### Saved entries
━━━━━━━━

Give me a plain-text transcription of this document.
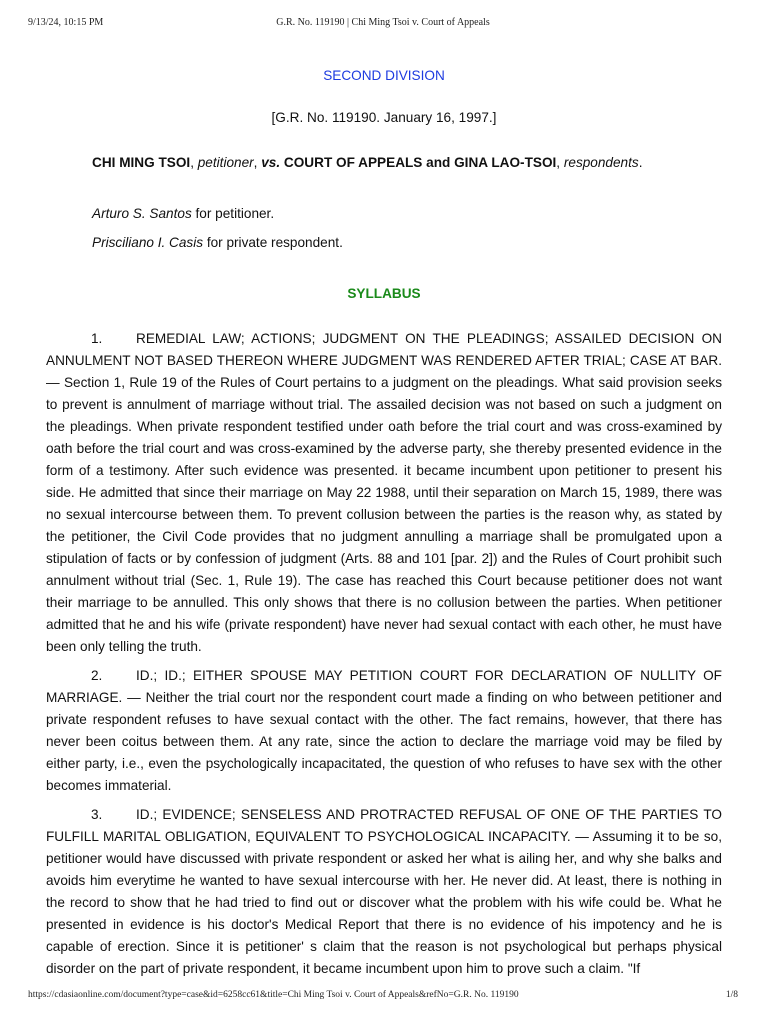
9/13/24, 10:15 PM	G.R. No. 119190 | Chi Ming Tsoi v. Court of Appeals

SECOND DIVISION

[G.R. No. 119190. January 16, 1997.]

CHI MING TSOI, petitioner, vs. COURT OF APPEALS and GINA LAO-TSOI, respondents.

Arturo S. Santos for petitioner.

Prisciliano I. Casis for private respondent.

SYLLABUS

1. REMEDIAL LAW; ACTIONS; JUDGMENT ON THE PLEADINGS; ASSAILED DECISION ON ANNULMENT NOT BASED THEREON WHERE JUDGMENT WAS RENDERED AFTER TRIAL; CASE AT BAR. — Section 1, Rule 19 of the Rules of Court pertains to a judgment on the pleadings. What said provision seeks to prevent is annulment of marriage without trial. The assailed decision was not based on such a judgment on the pleadings. When private respondent testified under oath before the trial court and was cross-examined by oath before the trial court and was cross-examined by the adverse party, she thereby presented evidence in the form of a testimony. After such evidence was presented. it became incumbent upon petitioner to present his side. He admitted that since their marriage on May 22 1988, until their separation on March 15, 1989, there was no sexual intercourse between them. To prevent collusion between the parties is the reason why, as stated by the petitioner, the Civil Code provides that no judgment annulling a marriage shall be promulgated upon a stipulation of facts or by confession of judgment (Arts. 88 and 101 [par. 2]) and the Rules of Court prohibit such annulment without trial (Sec. 1, Rule 19). The case has reached this Court because petitioner does not want their marriage to be annulled. This only shows that there is no collusion between the parties. When petitioner admitted that he and his wife (private respondent) have never had sexual contact with each other, he must have been only telling the truth.

2. ID.; ID.; EITHER SPOUSE MAY PETITION COURT FOR DECLARATION OF NULLITY OF MARRIAGE. — Neither the trial court nor the respondent court made a finding on who between petitioner and private respondent refuses to have sexual contact with the other. The fact remains, however, that there has never been coitus between them. At any rate, since the action to declare the marriage void may be filed by either party, i.e., even the psychologically incapacitated, the question of who refuses to have sex with the other becomes immaterial.

3. ID.; EVIDENCE; SENSELESS AND PROTRACTED REFUSAL OF ONE OF THE PARTIES TO FULFILL MARITAL OBLIGATION, EQUIVALENT TO PSYCHOLOGICAL INCAPACITY. — Assuming it to be so, petitioner would have discussed with private respondent or asked her what is ailing her, and why she balks and avoids him everytime he wanted to have sexual intercourse with her. He never did. At least, there is nothing in the record to show that he had tried to find out or discover what the problem with his wife could be. What he presented in evidence is his doctor's Medical Report that there is no evidence of his impotency and he is capable of erection. Since it is petitioner' s claim that the reason is not psychological but perhaps physical disorder on the part of private respondent, it became incumbent upon him to prove such a claim. "If

https://cdasiaonline.com/document?type=case&id=6258cc61&title=Chi Ming Tsoi v. Court of Appeals&refNo=G.R. No. 119190	1/8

━━━━━━━━

### OBJECTIVE
Every record above should come back exactly, but without its pictures.

### RESULT BELOW
Give me a plain-text transcription of this document.
9/13/24, 10:15 PM	G.R. No. 119190 | Chi Ming Tsoi v. Court of Appeals

SECOND DIVISION

[G.R. No. 119190. January 16, 1997.]

CHI MING TSOI, petitioner, vs. COURT OF APPEALS and GINA LAO-TSOI, respondents.

Arturo S. Santos for petitioner.

Prisciliano I. Casis for private respondent.

SYLLABUS

1. REMEDIAL LAW; ACTIONS; JUDGMENT ON THE PLEADINGS; ASSAILED DECISION ON ANNULMENT NOT BASED THEREON WHERE JUDGMENT WAS RENDERED AFTER TRIAL; CASE AT BAR. — Section 1, Rule 19 of the Rules of Court pertains to a judgment on the pleadings. What said provision seeks to prevent is annulment of marriage without trial. The assailed decision was not based on such a judgment on the pleadings. When private respondent testified under oath before the trial court and was cross-examined by oath before the trial court and was cross-examined by the adverse party, she thereby presented evidence in the form of a testimony. After such evidence was presented. it became incumbent upon petitioner to present his side. He admitted that since their marriage on May 22 1988, until their separation on March 15, 1989, there was no sexual intercourse between them. To prevent collusion between the parties is the reason why, as stated by the petitioner, the Civil Code provides that no judgment annulling a marriage shall be promulgated upon a stipulation of facts or by confession of judgment (Arts. 88 and 101 [par. 2]) and the Rules of Court prohibit such annulment without trial (Sec. 1, Rule 19). The case has reached this Court because petitioner does not want their marriage to be annulled. This only shows that there is no collusion between the parties. When petitioner admitted that he and his wife (private respondent) have never had sexual contact with each other, he must have been only telling the truth.

2. ID.; ID.; EITHER SPOUSE MAY PETITION COURT FOR DECLARATION OF NULLITY OF MARRIAGE. — Neither the trial court nor the respondent court made a finding on who between petitioner and private respondent refuses to have sexual contact with the other. The fact remains, however, that there has never been coitus between them. At any rate, since the action to declare the marriage void may be filed by either party, i.e., even the psychologically incapacitated, the question of who refuses to have sex with the other becomes immaterial.

3. ID.; EVIDENCE; SENSELESS AND PROTRACTED REFUSAL OF ONE OF THE PARTIES TO FULFILL MARITAL OBLIGATION, EQUIVALENT TO PSYCHOLOGICAL INCAPACITY. — Assuming it to be so, petitioner would have discussed with private respondent or asked her what is ailing her, and why she balks and avoids him everytime he wanted to have sexual intercourse with her. He never did. At least, there is nothing in the record to show that he had tried to find out or discover what the problem with his wife could be. What he presented in evidence is his doctor's Medical Report that there is no evidence of his impotency and he is capable of erection. Since it is petitioner' s claim that the reason is not psychological but perhaps physical disorder on the part of private respondent, it became incumbent upon him to prove such a claim. "If

https://cdasiaonline.com/document?type=case&id=6258cc61&title=Chi Ming Tsoi v. Court of Appeals&refNo=G.R. No. 119190	1/8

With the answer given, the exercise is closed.